→ **Job**
Scan the listing below. Report each line that includes "JSON".

→ **Given data**
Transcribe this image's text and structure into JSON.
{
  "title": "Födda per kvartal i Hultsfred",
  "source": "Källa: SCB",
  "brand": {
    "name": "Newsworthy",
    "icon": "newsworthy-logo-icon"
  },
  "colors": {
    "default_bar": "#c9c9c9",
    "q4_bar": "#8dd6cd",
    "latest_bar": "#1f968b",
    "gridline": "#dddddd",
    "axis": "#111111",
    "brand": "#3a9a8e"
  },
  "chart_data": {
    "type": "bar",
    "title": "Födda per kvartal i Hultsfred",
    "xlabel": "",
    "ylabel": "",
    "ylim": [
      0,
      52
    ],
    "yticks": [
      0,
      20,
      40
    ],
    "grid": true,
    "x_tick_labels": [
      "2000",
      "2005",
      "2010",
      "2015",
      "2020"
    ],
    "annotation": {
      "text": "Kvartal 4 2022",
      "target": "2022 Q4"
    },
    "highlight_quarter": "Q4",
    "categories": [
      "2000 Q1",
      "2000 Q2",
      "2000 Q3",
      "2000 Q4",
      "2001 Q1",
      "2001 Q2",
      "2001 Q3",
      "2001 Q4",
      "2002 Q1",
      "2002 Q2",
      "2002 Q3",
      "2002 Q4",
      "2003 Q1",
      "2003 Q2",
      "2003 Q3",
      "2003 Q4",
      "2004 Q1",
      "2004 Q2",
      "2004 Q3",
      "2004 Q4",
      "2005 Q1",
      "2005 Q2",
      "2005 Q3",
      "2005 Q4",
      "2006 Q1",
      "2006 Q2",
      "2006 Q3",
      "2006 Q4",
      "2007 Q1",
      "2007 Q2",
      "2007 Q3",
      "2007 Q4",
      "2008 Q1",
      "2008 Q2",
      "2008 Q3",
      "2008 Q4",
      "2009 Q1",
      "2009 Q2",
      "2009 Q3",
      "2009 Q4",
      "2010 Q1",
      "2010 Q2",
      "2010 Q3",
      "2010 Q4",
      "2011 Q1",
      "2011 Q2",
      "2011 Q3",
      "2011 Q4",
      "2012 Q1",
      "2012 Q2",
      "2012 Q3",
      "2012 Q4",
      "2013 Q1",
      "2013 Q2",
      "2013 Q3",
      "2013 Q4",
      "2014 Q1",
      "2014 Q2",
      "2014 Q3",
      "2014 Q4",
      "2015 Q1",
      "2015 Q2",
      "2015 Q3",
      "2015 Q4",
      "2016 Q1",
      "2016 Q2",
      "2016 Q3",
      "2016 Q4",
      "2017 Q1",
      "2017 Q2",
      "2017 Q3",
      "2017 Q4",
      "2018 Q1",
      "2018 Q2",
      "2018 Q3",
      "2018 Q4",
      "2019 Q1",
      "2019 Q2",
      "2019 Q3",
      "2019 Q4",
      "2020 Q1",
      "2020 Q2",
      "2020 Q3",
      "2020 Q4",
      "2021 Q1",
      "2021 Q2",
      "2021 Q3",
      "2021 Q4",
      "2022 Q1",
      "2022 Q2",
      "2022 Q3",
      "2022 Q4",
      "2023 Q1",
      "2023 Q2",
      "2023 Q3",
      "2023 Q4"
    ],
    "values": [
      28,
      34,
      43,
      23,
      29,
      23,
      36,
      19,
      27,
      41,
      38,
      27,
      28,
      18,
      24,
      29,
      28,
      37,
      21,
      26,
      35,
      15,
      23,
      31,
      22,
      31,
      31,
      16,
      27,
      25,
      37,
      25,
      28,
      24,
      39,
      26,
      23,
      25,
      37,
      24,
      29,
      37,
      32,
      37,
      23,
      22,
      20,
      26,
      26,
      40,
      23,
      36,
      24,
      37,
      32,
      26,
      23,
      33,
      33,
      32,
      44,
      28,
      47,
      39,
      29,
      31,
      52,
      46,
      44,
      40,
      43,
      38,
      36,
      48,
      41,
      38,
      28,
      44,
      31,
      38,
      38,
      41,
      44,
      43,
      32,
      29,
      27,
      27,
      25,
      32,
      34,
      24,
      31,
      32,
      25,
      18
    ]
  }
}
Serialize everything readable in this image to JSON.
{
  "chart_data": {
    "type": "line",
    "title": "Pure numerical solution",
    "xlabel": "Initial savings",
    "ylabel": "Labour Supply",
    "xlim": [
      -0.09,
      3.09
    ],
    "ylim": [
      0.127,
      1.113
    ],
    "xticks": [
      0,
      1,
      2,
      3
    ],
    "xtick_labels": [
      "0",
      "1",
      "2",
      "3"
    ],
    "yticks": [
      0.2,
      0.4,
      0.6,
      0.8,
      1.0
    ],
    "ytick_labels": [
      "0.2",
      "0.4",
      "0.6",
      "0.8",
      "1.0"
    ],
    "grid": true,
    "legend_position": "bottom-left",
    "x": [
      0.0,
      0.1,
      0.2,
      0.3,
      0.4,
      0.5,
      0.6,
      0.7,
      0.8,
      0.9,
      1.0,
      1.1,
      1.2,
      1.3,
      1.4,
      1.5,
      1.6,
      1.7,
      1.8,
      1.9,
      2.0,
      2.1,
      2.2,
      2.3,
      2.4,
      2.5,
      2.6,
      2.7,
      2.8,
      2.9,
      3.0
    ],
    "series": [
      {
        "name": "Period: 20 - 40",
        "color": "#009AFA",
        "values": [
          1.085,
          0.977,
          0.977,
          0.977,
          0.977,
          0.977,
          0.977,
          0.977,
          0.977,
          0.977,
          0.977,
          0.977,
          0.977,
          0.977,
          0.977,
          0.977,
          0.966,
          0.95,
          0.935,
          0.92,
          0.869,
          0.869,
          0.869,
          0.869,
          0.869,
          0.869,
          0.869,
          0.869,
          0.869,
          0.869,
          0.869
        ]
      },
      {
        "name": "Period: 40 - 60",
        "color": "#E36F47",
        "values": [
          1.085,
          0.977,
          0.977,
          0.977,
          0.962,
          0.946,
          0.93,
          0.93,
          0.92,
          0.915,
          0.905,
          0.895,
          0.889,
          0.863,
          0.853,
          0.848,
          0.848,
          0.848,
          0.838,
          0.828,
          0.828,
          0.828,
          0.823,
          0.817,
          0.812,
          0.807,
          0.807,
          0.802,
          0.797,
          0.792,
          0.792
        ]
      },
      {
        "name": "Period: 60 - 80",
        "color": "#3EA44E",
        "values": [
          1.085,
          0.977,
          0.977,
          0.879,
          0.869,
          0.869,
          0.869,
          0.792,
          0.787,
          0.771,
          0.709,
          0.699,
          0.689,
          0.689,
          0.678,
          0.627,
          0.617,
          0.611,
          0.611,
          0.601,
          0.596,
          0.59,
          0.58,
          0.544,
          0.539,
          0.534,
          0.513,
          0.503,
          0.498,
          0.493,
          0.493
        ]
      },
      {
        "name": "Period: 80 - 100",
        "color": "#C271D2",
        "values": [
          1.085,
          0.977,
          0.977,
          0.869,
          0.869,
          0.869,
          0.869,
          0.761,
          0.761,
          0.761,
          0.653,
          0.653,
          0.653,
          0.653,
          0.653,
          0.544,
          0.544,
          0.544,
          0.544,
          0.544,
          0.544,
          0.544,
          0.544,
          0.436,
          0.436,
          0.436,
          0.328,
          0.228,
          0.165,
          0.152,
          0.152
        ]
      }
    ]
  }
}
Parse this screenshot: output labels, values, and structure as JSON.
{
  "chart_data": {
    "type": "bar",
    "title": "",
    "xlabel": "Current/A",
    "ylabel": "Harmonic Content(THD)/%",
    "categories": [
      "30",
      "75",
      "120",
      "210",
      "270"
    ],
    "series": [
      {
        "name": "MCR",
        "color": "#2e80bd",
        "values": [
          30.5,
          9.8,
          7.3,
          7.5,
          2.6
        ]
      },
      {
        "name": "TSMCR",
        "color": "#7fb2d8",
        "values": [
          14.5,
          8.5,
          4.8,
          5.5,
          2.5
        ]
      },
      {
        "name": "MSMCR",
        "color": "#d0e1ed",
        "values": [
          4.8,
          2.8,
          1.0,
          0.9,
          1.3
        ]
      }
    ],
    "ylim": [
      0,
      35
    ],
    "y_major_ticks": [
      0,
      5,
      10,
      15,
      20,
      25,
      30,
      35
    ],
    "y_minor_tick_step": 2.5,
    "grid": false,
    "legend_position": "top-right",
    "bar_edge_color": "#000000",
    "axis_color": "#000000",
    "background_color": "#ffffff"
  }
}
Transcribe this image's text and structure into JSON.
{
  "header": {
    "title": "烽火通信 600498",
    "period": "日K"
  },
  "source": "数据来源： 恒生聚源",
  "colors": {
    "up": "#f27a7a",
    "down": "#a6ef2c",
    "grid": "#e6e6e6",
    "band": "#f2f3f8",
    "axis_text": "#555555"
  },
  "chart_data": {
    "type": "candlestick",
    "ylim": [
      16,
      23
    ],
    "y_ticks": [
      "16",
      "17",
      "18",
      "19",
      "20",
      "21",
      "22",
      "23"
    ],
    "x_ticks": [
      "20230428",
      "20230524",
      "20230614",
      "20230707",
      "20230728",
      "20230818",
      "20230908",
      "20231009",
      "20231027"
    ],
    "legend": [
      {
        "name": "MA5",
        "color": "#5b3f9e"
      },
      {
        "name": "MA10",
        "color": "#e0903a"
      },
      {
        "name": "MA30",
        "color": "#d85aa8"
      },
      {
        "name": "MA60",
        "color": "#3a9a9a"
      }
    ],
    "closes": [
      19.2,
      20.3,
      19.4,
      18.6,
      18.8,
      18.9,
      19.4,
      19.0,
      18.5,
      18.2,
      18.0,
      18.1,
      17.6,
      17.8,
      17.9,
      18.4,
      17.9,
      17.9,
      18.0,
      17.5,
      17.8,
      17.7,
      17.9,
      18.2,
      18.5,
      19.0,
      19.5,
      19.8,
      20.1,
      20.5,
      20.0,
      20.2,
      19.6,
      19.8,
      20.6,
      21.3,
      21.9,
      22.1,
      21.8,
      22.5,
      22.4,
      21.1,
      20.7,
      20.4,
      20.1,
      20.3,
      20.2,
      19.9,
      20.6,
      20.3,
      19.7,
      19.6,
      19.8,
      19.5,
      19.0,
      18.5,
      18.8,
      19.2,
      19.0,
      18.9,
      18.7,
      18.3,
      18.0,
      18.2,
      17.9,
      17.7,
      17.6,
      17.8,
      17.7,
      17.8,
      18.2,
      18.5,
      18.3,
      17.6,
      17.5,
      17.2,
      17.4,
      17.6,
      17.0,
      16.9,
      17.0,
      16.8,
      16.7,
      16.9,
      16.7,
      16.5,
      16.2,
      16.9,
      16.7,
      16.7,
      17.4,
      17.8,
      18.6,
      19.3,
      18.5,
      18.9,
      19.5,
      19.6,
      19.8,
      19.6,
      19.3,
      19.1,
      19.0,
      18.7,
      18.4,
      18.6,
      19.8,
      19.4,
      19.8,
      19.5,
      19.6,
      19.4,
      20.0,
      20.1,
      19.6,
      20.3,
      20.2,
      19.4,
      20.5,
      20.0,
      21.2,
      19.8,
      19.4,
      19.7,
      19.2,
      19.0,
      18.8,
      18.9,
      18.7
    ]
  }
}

→ **Response for this exercise**
Transcribe this image's text and structure into JSON.
Serialize everything readable in this image to JSON.
Parse this screenshot: output labels, values, and structure as JSON.
Transcribe this image's text and structure into JSON.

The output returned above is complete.